Aim of the task: Print each of the entries exactly, leaving nothing out.

Supplied data:
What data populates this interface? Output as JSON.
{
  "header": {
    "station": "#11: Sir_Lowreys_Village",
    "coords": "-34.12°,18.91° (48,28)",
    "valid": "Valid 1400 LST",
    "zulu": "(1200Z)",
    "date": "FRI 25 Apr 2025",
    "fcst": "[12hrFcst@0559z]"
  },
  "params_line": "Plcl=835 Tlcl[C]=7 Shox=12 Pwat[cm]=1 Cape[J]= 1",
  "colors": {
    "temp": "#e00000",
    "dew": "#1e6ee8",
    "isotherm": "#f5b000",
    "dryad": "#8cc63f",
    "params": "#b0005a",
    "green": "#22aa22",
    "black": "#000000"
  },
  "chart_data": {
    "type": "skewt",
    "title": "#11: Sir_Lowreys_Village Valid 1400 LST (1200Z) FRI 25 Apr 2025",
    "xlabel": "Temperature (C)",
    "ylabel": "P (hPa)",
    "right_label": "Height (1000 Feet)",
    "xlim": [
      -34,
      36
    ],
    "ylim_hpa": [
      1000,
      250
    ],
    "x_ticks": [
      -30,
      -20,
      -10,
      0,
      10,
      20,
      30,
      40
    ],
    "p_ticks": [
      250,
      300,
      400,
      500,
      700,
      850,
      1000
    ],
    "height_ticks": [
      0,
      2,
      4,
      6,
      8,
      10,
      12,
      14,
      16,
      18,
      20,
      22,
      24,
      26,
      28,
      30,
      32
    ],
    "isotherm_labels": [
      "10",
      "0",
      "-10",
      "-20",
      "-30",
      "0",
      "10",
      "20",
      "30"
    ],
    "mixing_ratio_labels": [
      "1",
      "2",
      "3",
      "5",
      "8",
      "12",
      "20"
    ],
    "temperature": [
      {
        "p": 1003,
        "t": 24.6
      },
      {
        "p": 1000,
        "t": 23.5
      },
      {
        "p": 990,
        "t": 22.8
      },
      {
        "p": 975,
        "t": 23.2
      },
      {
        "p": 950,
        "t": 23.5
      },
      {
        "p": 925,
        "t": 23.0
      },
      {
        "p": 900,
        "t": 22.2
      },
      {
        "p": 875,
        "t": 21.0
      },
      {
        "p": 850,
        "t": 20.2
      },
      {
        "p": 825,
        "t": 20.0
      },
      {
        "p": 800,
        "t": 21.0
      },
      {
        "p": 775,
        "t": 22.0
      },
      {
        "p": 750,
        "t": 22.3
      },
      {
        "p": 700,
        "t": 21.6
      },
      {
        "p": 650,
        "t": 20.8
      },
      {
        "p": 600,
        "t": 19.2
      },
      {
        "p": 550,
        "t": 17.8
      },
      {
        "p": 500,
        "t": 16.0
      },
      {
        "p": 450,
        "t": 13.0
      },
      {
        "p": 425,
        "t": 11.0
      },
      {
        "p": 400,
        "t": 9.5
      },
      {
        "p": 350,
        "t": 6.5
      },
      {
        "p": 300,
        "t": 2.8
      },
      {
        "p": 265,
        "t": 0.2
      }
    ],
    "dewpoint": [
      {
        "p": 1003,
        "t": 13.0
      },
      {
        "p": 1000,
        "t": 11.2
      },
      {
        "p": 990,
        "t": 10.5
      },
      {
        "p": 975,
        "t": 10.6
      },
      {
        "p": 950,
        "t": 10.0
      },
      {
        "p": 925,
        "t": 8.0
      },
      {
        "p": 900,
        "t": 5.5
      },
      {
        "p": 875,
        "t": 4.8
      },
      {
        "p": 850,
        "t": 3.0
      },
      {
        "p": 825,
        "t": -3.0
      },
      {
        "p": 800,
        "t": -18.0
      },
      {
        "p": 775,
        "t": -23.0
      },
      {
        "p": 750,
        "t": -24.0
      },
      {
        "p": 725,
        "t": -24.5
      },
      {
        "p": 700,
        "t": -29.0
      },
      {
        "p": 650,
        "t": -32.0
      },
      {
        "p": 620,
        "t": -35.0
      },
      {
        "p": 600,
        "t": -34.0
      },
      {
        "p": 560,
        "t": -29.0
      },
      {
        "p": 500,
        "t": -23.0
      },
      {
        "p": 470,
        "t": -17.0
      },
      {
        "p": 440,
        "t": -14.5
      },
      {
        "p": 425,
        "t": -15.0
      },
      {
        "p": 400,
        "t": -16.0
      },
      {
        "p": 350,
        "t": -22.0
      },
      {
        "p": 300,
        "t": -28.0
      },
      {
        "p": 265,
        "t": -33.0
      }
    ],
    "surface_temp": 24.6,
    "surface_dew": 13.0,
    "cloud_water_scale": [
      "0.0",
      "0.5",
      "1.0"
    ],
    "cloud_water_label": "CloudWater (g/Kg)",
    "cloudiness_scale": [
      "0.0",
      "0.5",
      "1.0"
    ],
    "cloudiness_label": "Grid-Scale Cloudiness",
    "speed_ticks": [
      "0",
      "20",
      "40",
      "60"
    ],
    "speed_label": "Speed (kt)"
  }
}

Task response:
What data populates this interface? Output as JSON.
{
  "header": {
    "station": "#11: Sir_Lowreys_Village",
    "coords": "-34.12°,18.91° (48,28)",
    "valid": "Valid 1400 LST",
    "zulu": "(1200Z)",
    "date": "FRI 25 Apr 2025",
    "fcst": "[12hrFcst@0559z]"
  },
  "params_line": "Plcl=835 Tlcl[C]=7 Shox=12 Pwat[cm]=1 Cape[J]= 1",
  "colors": {
    "temp": "#e00000",
    "dew": "#1e6ee8",
    "isotherm": "#f5b000",
    "dryad": "#8cc63f",
    "params": "#b0005a",
    "green": "#22aa22",
    "black": "#000000"
  },
  "chart_data": {
    "type": "skewt",
    "title": "#11: Sir_Lowreys_Village Valid 1400 LST (1200Z) FRI 25 Apr 2025",
    "xlabel": "Temperature (C)",
    "ylabel": "P (hPa)",
    "right_label": "Height (1000 Feet)",
    "xlim": [
      -34,
      36
    ],
    "ylim_hpa": [
      1000,
      250
    ],
    "x_ticks": [
      -30,
      -20,
      -10,
      0,
      10,
      20,
      30,
      40
    ],
    "p_ticks": [
      250,
      300,
      400,
      500,
      700,
      850,
      1000
    ],
    "height_ticks": [
      0,
      2,
      4,
      6,
      8,
      10,
      12,
      14,
      16,
      18,
      20,
      22,
      24,
      26,
      28,
      30,
      32
    ],
    "isotherm_labels": [
      "10",
      "0",
      "-10",
      "-20",
      "-30",
      "0",
      "10",
      "20",
      "30"
    ],
    "mixing_ratio_labels": [
      "1",
      "2",
      "3",
      "5",
      "8",
      "12",
      "20"
    ],
    "temperature": [
      {
        "p": 1003,
        "t": 24.6
      },
      {
        "p": 1000,
        "t": 23.5
      },
      {
        "p": 990,
        "t": 22.8
      },
      {
        "p": 975,
        "t": 23.2
      },
      {
        "p": 950,
        "t": 23.5
      },
      {
        "p": 925,
        "t": 23.0
      },
      {
        "p": 900,
        "t": 22.2
      },
      {
        "p": 875,
        "t": 21.0
      },
      {
        "p": 850,
        "t": 20.2
      },
      {
        "p": 825,
        "t": 20.0
      },
      {
        "p": 800,
        "t": 21.0
      },
      {
        "p": 775,
        "t": 22.0
      },
      {
        "p": 750,
        "t": 22.3
      },
      {
        "p": 700,
        "t": 21.6
      },
      {
        "p": 650,
        "t": 20.8
      },
      {
        "p": 600,
        "t": 19.2
      },
      {
        "p": 550,
        "t": 17.8
      },
      {
        "p": 500,
        "t": 16.0
      },
      {
        "p": 450,
        "t": 13.0
      },
      {
        "p": 425,
        "t": 11.0
      },
      {
        "p": 400,
        "t": 9.5
      },
      {
        "p": 350,
        "t": 6.5
      },
      {
        "p": 300,
        "t": 2.8
      },
      {
        "p": 265,
        "t": 0.2
      }
    ],
    "dewpoint": [
      {
        "p": 1003,
        "t": 13.0
      },
      {
        "p": 1000,
        "t": 11.2
      },
      {
        "p": 990,
        "t": 10.5
      },
      {
        "p": 975,
        "t": 10.6
      },
      {
        "p": 950,
        "t": 10.0
      },
      {
        "p": 925,
        "t": 8.0
      },
      {
        "p": 900,
        "t": 5.5
      },
      {
        "p": 875,
        "t": 4.8
      },
      {
        "p": 850,
        "t": 3.0
      },
      {
        "p": 825,
        "t": -3.0
      },
      {
        "p": 800,
        "t": -18.0
      },
      {
        "p": 775,
        "t": -23.0
      },
      {
        "p": 750,
        "t": -24.0
      },
      {
        "p": 725,
        "t": -24.5
      },
      {
        "p": 700,
        "t": -29.0
      },
      {
        "p": 650,
        "t": -32.0
      },
      {
        "p": 620,
        "t": -35.0
      },
      {
        "p": 600,
        "t": -34.0
      },
      {
        "p": 560,
        "t": -29.0
      },
      {
        "p": 500,
        "t": -23.0
      },
      {
        "p": 470,
        "t": -17.0
      },
      {
        "p": 440,
        "t": -14.5
      },
      {
        "p": 425,
        "t": -15.0
      },
      {
        "p": 400,
        "t": -16.0
      },
      {
        "p": 350,
        "t": -22.0
      },
      {
        "p": 300,
        "t": -28.0
      },
      {
        "p": 265,
        "t": -33.0
      }
    ],
    "surface_temp": 24.6,
    "surface_dew": 13.0,
    "cloud_water_scale": [
      "0.0",
      "0.5",
      "1.0"
    ],
    "cloud_water_label": "CloudWater (g/Kg)",
    "cloudiness_scale": [
      "0.0",
      "0.5",
      "1.0"
    ],
    "cloudiness_label": "Grid-Scale Cloudiness",
    "speed_ticks": [
      "0",
      "20",
      "40",
      "60"
    ],
    "speed_label": "Speed (kt)"
  }
}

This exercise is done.